[Begin LISTED RECORDS]

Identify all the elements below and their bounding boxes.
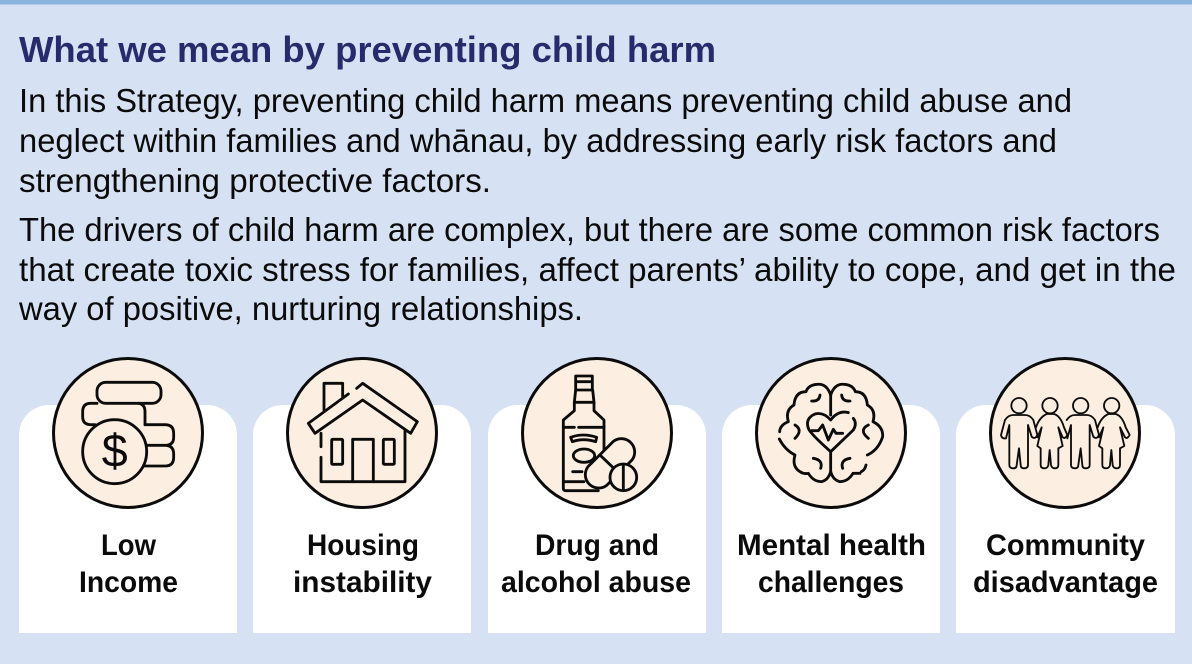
text block: drivers of harm: way of positive, nurturing relationships. <box>18 290 583 327</box>
title: What we mean by preventing child harm <box>19 29 716 70</box>
text block: definition: In this Strategy, preventing child harm means preventing child abuse and <box>19 82 1072 119</box>
panel: mental health challenges <box>722 358 940 633</box>
text block: drivers of harm <box>18 211 1176 327</box>
label <box>501 529 691 599</box>
text block: definition <box>19 82 1072 199</box>
text block: drivers of harm: The drivers of child harm are complex, but there are some common risk factors <box>19 211 1160 248</box>
icon: four people holding hands <box>1001 398 1130 468</box>
label: Low <box>101 529 157 562</box>
label <box>79 529 178 599</box>
icon: brain with heart <box>779 384 883 482</box>
label: disadvantage <box>973 566 1158 599</box>
label: challenges <box>758 566 904 599</box>
label <box>737 529 926 599</box>
icon: coins: $ <box>102 425 128 477</box>
panel: community disadvantage <box>956 358 1175 633</box>
panel: drug and alcohol abuse <box>488 358 706 633</box>
label: alcohol abuse <box>501 566 691 599</box>
label <box>293 529 432 599</box>
icon: house <box>308 383 417 482</box>
text block: drivers of harm: that create toxic stress for families, affect parents’ ability to cope, and get in the <box>19 251 1176 288</box>
panel: low income <box>19 358 237 633</box>
label: Mental health <box>737 529 926 562</box>
label: instability <box>293 566 432 599</box>
text block: definition: neglect within families and whānau, by addressing early risk factors and <box>19 122 1057 159</box>
icon: bottle and pills <box>563 376 637 491</box>
label: Income <box>79 566 178 599</box>
panel: housing instability <box>253 358 471 633</box>
icon: coins <box>83 382 174 484</box>
label: Housing <box>307 529 419 562</box>
label: Drug and <box>535 529 659 562</box>
text block: definition: strengthening protective factors. <box>19 162 491 199</box>
label: Community <box>986 529 1145 562</box>
label <box>973 529 1158 599</box>
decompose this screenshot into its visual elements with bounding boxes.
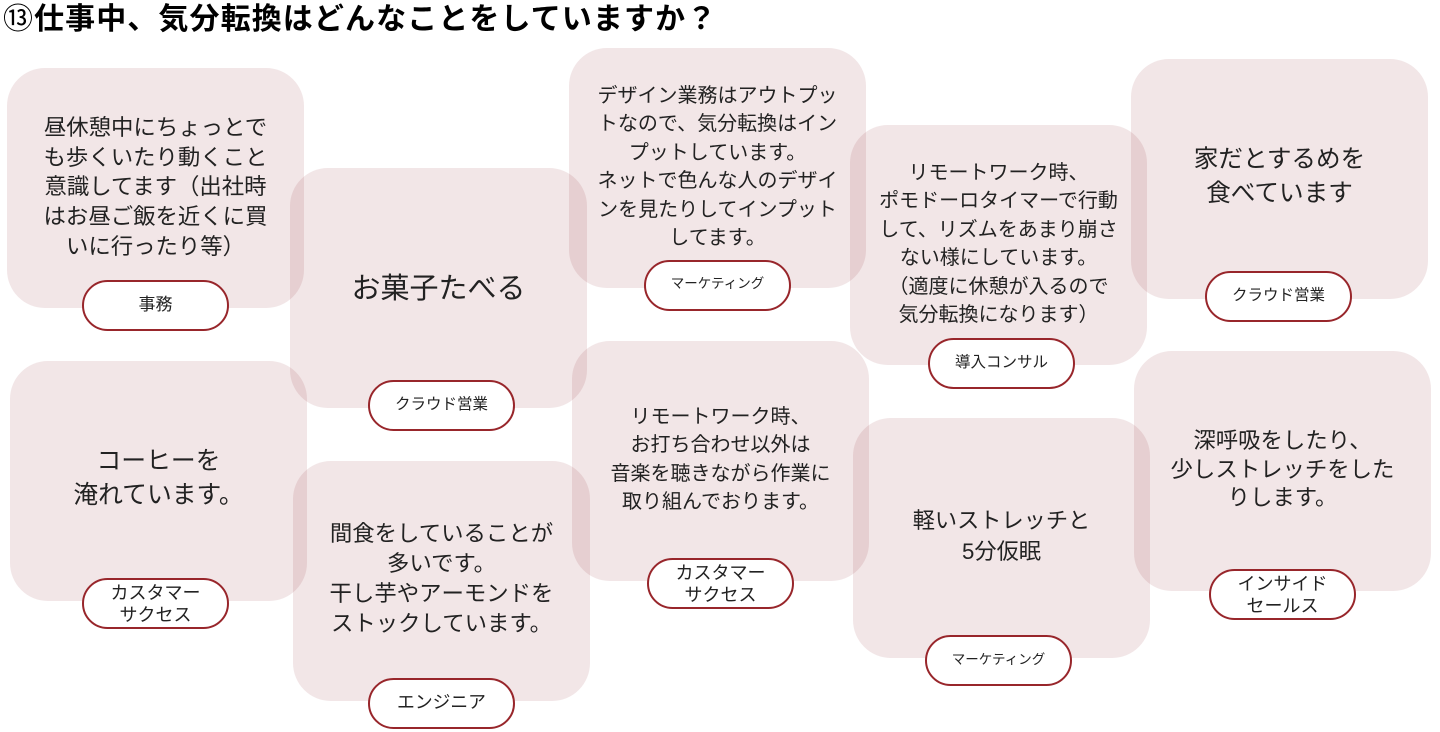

[End LISTED RECORDS]

» **WORK TO DO**
Reproduce all of the material above line for line, without altering anything, and leave out the pictures.

» **REPLY**
Identify all the elements below and their bounding boxes.
text block: drivers of harm: way of positive, nurturing relationships. <box>18 290 583 327</box>
title: What we mean by preventing child harm <box>19 29 716 70</box>
text block: definition: In this Strategy, preventing child harm means preventing child abuse and <box>19 82 1072 119</box>
panel: mental health challenges <box>722 358 940 633</box>
text block: drivers of harm <box>18 211 1176 327</box>
label <box>501 529 691 599</box>
text block: definition <box>19 82 1072 199</box>
text block: drivers of harm: The drivers of child harm are complex, but there are some common risk factors <box>19 211 1160 248</box>
icon: four people holding hands <box>1001 398 1130 468</box>
label: Low <box>101 529 157 562</box>
label <box>79 529 178 599</box>
icon: brain with heart <box>779 384 883 482</box>
label: disadvantage <box>973 566 1158 599</box>
label: challenges <box>758 566 904 599</box>
label <box>737 529 926 599</box>
icon: coins: $ <box>102 425 128 477</box>
panel: community disadvantage <box>956 358 1175 633</box>
panel: drug and alcohol abuse <box>488 358 706 633</box>
label: alcohol abuse <box>501 566 691 599</box>
label <box>293 529 432 599</box>
icon: house <box>308 383 417 482</box>
text block: drivers of harm: that create toxic stress for families, affect parents’ ability to cope, and get in the <box>19 251 1176 288</box>
panel: low income <box>19 358 237 633</box>
label: Mental health <box>737 529 926 562</box>
label: instability <box>293 566 432 599</box>
text block: definition: neglect within families and whānau, by addressing early risk factors and <box>19 122 1057 159</box>
icon: bottle and pills <box>563 376 637 491</box>
label: Income <box>79 566 178 599</box>
panel: housing instability <box>253 358 471 633</box>
icon: coins <box>83 382 174 484</box>
label: Housing <box>307 529 419 562</box>
label: Drug and <box>535 529 659 562</box>
text block: definition: strengthening protective factors. <box>19 162 491 199</box>
label: Community <box>986 529 1145 562</box>
label <box>973 529 1158 599</box>
decompose this screenshot into its visual elements with bounding boxes.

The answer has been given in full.